===== Material

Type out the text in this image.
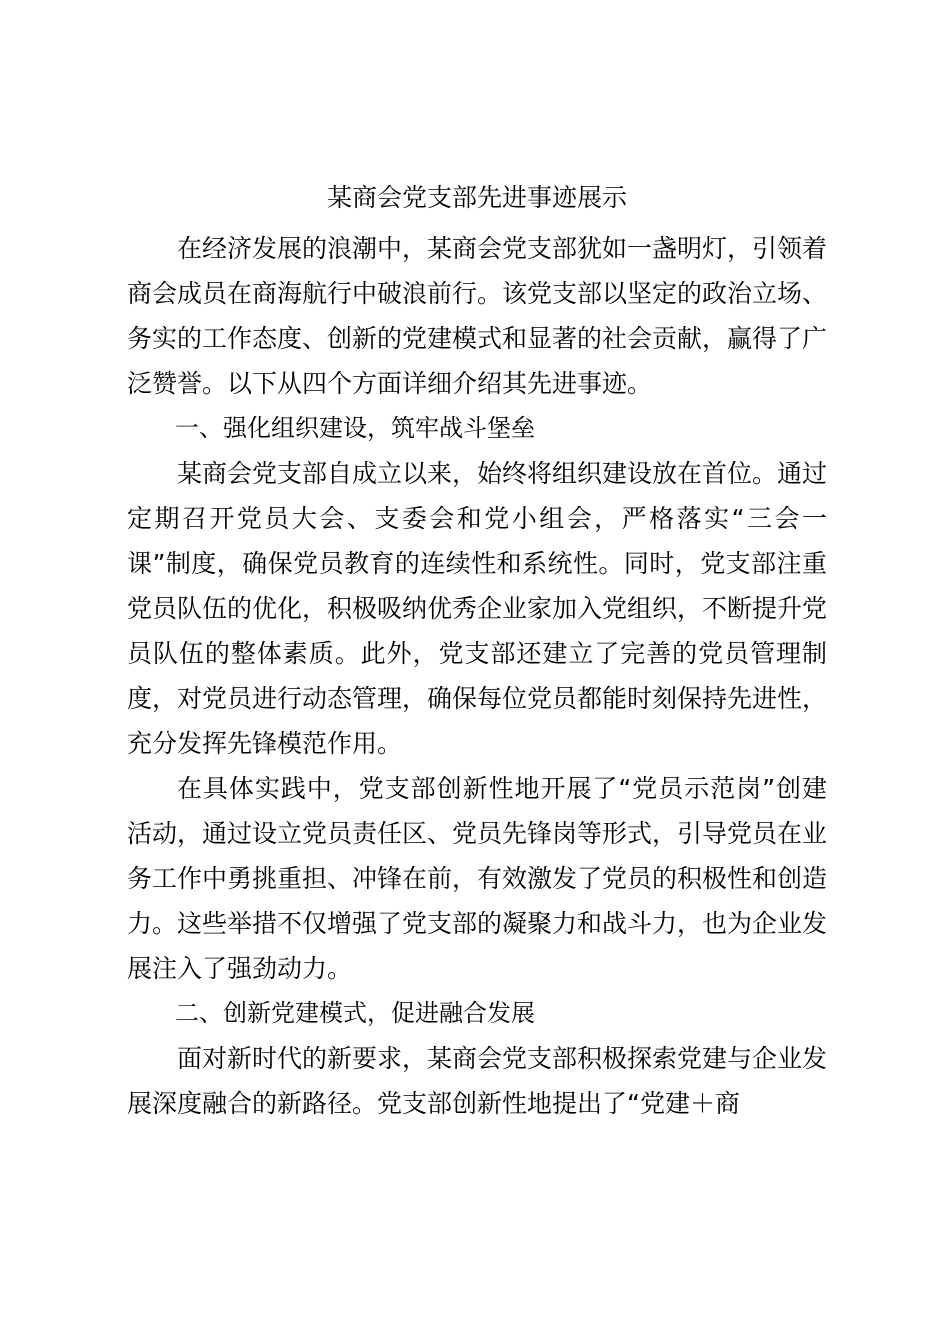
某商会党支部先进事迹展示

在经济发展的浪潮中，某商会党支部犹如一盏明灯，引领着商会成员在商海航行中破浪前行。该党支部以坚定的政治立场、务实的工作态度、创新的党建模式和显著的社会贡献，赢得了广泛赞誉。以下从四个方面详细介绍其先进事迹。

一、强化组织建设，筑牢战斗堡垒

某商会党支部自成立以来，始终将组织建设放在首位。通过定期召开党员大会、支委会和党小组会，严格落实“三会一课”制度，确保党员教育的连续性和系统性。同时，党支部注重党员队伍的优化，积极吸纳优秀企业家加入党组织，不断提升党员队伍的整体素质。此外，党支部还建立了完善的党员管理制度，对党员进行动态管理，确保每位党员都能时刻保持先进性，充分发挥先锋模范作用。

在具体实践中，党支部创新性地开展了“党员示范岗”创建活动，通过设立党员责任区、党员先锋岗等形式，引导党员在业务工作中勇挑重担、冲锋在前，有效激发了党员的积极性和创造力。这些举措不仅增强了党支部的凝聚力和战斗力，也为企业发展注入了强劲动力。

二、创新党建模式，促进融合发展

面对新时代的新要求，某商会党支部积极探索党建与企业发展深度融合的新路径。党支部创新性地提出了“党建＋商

==========
===== Material

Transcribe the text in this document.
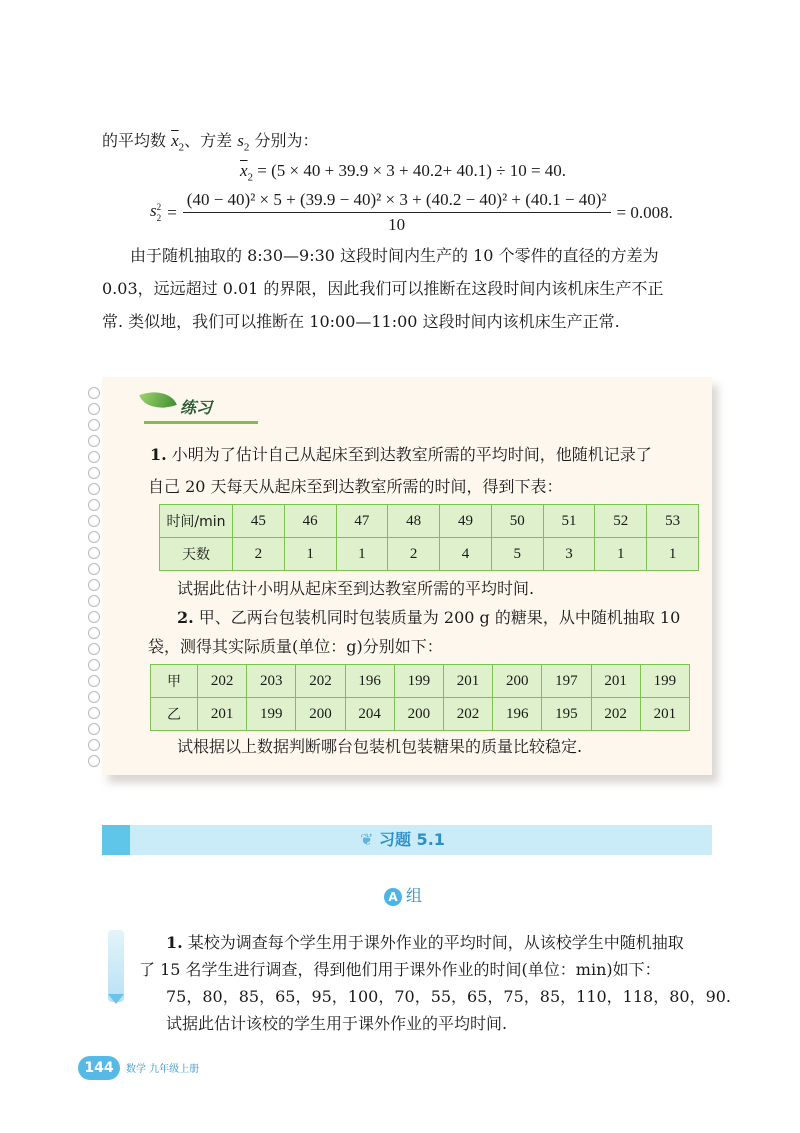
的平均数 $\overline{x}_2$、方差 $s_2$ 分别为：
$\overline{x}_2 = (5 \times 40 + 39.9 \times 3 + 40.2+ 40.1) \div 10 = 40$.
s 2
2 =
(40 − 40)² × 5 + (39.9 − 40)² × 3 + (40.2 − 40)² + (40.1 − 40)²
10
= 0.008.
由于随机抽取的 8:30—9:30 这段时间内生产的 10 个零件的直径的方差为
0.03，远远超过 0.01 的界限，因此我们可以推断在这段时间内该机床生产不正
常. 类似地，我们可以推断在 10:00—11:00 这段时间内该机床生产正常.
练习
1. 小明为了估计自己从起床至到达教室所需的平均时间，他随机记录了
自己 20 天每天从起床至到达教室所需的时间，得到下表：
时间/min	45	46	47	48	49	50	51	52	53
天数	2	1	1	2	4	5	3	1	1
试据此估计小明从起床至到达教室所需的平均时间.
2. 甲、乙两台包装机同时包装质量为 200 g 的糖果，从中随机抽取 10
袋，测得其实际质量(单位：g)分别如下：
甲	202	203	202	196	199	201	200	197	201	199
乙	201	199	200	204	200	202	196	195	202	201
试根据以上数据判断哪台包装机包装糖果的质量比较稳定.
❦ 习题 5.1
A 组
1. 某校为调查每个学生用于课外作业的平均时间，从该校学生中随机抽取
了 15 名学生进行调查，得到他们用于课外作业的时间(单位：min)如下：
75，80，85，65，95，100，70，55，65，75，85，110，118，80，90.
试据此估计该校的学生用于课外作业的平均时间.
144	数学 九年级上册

==========

- Given problem
Determine how many lines in the listing above hold the string "this", then write only the number.

- Written response
2